▸ 依頼文 A
石動山についての本文を、「開山は古く崇神天皇6年または」を含む語句から書き写し始め、「となる焼き討ちに遭いました。」の後で書き写すのをやめてください。
▸ 依頼文 B
石動山についての本文の続きを、示された最後の文の後から書いてください。
━━━━━ 本文 ━━━━━
石動山は石川県鹿島郡能登町、七尾市、富山県氷見市にかかる標高564mの山です、山頂は中能登町にあります。

 

石動山に坊院を構えた天平寺は、天皇の御撫物の祈祷をした勅願所です。最盛期の中世には北陸七カ国に勧進地があり、院坊360余り、衆徒約3,000人の規模を誇ったと伝えられています。祭神は五社権現と呼ばれ、イスルギ修験者たちを通じて北陸から東北にかけて分社して末社は80を数える。

 

開山は古く崇神天皇6年または717年(養老元年)と伝わります。『延喜式』に伊須流岐比古神社として登場します。後に、虚空蔵求聞持法の修法や修験的な峰入り行が盛んになり、真言宗の寺院となりました。

 

衆徒が武力的勢力でもあったことや石動山が軍事的要衝に当たったこともあって、南北朝時代以降数度の兵乱に遭い、一山焦土となる焼き討ちに遭いました。

 

戦国時代末期に、前田氏により復興が図られ、全山を「石動山天平寺」と号して、元禄10年(1697)の石動山絵図に見られるような規模雄大な堂塔伽藍・僧坊が整備され、以後江戸時代を通じて、前田氏の庇護の下で慇賑をきわめ、戦国期には復興し、北陸に一向一揆勢力が勃興する中でも勢いがありました。
━━━━━ 提供された行 ━━━━━
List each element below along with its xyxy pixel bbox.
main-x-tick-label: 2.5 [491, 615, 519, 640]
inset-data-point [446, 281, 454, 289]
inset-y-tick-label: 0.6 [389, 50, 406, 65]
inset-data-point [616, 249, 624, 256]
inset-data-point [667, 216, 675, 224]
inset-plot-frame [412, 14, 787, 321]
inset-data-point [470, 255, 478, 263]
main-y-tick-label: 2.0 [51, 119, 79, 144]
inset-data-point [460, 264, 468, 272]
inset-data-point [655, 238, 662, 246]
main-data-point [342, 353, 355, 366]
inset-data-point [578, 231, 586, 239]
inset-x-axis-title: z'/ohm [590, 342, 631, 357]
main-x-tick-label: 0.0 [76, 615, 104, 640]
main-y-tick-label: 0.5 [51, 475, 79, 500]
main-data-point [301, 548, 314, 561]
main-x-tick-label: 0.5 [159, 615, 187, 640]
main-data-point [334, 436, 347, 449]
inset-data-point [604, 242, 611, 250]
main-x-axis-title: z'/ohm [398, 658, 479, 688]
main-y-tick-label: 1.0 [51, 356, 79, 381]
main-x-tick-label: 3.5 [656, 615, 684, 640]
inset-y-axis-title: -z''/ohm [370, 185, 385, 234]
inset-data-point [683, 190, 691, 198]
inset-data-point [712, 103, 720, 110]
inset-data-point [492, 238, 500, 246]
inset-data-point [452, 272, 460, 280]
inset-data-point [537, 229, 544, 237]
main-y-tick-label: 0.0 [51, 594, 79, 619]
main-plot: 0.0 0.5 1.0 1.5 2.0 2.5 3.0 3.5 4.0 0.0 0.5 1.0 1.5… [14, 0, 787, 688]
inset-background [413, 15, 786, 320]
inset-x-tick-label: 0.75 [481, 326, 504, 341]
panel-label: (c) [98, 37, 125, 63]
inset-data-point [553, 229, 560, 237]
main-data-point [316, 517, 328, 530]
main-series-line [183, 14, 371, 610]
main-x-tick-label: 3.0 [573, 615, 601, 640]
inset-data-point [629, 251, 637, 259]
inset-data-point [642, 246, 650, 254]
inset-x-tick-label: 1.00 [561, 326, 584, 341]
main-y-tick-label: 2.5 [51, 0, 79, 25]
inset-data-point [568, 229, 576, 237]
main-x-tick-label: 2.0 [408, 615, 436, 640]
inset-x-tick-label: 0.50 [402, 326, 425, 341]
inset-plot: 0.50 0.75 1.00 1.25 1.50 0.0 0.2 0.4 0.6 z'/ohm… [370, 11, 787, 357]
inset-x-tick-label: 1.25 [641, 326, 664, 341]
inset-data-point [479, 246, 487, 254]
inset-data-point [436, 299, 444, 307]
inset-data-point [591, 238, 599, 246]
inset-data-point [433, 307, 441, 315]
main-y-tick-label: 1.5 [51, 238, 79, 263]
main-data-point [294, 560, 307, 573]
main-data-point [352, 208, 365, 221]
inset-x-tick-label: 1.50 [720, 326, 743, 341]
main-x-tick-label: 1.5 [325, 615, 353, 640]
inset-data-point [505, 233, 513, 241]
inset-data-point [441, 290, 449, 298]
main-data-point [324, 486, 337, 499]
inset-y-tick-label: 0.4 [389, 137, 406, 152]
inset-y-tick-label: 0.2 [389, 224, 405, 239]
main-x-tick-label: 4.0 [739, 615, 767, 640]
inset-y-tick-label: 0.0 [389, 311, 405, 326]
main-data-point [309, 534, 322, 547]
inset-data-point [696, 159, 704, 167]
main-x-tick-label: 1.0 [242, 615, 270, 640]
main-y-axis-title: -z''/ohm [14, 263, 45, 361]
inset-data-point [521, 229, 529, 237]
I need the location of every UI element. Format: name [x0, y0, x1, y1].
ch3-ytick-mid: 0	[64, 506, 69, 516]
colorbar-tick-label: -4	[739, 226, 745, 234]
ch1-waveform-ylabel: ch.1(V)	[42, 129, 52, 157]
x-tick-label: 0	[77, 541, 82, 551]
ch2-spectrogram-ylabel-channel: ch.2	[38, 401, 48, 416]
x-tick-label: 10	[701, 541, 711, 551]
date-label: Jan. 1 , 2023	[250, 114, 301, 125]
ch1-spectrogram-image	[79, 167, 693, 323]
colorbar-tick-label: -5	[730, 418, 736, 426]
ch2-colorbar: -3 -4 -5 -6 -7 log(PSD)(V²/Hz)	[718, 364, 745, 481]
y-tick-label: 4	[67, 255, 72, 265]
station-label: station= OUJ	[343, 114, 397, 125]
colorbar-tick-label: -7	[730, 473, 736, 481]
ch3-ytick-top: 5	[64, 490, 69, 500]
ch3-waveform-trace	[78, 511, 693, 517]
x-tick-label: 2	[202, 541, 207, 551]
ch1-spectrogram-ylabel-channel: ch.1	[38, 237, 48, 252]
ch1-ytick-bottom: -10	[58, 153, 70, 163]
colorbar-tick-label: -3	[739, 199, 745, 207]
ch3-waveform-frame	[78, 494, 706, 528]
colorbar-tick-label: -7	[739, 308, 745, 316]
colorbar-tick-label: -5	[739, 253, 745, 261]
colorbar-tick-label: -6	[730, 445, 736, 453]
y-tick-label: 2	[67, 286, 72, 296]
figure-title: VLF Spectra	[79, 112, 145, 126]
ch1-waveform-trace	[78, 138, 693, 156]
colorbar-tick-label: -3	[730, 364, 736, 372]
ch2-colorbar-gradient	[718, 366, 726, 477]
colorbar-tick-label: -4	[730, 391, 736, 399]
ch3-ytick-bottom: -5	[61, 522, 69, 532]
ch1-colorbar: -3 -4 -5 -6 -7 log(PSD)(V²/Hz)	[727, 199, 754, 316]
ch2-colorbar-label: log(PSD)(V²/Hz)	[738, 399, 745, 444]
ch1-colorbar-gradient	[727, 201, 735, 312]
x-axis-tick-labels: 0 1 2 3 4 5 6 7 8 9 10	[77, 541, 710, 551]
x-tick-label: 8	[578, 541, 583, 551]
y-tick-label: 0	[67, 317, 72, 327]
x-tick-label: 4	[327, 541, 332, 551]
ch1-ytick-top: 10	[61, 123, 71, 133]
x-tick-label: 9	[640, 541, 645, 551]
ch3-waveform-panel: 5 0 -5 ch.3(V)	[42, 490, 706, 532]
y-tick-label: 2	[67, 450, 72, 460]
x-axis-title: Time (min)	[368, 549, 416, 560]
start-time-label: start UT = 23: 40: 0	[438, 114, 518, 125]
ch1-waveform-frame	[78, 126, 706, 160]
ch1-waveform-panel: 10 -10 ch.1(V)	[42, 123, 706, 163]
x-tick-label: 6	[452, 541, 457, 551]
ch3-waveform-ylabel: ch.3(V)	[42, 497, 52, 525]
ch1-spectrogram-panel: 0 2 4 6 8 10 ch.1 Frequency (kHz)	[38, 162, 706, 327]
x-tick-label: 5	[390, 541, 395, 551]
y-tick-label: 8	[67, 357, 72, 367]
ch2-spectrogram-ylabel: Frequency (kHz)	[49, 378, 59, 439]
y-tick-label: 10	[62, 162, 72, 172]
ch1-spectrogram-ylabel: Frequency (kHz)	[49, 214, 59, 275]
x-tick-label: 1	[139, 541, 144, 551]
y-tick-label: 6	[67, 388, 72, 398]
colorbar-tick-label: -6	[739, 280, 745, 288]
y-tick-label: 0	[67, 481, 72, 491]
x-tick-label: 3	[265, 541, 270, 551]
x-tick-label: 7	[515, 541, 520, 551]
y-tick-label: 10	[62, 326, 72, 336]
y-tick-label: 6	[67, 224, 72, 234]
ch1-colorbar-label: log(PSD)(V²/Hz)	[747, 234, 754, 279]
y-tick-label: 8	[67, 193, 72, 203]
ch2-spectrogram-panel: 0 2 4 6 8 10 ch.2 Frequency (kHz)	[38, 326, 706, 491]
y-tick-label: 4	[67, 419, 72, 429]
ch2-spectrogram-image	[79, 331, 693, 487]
━━━━━
▸ 回答 A
開山は古く崇神天皇6年または717年(養老元年)と伝わります。『延喜式』に伊須流岐比古神社として登場します。後に、虚空蔵求聞持法の修法や修験的な峰入り行が盛んになり、真言宗の寺院となりました。

 

衆徒が武力的勢力でもあったことや石動山が軍事的要衝に当たったこともあって、南北朝時代以降数度の兵乱に遭い、一山焦土となる焼き討ちに遭いました。

▸ 回答 B
1582年(天正10年)本能寺の変直後の混乱に乗じて、越後の上杉方についていた能登畠山氏旧臣が蜂起し、天平寺衆徒とともに石動山に立て籠ったため、前田利家・佐久間盛政・長連龍らの織田軍に焼き討ちされ、再び全山焼亡しました。このときの焼き討ちは、主君織田信長の比叡山延暦寺焼き討ちに似ているともいわれ、数百人の法印のみならず児童子まで、撫で斬りにしたとか、1060の首を山門の左右に掛け並べたなど、凄惨な弾圧がなされたと伝わります。

 

現在石動山には、元禄年間の棟礼を持つ伊須流岐比古神社の建物が遺存し、また、二宮道、長坂道など8つの旧参道には、各々「御下馬所」といわれる庚申塚が残っていて、これらが石動山天平寺の結界を示すものと考えられる。現在は国指定史跡となり、苔むした礎石と石垣が往時を偲ばせています。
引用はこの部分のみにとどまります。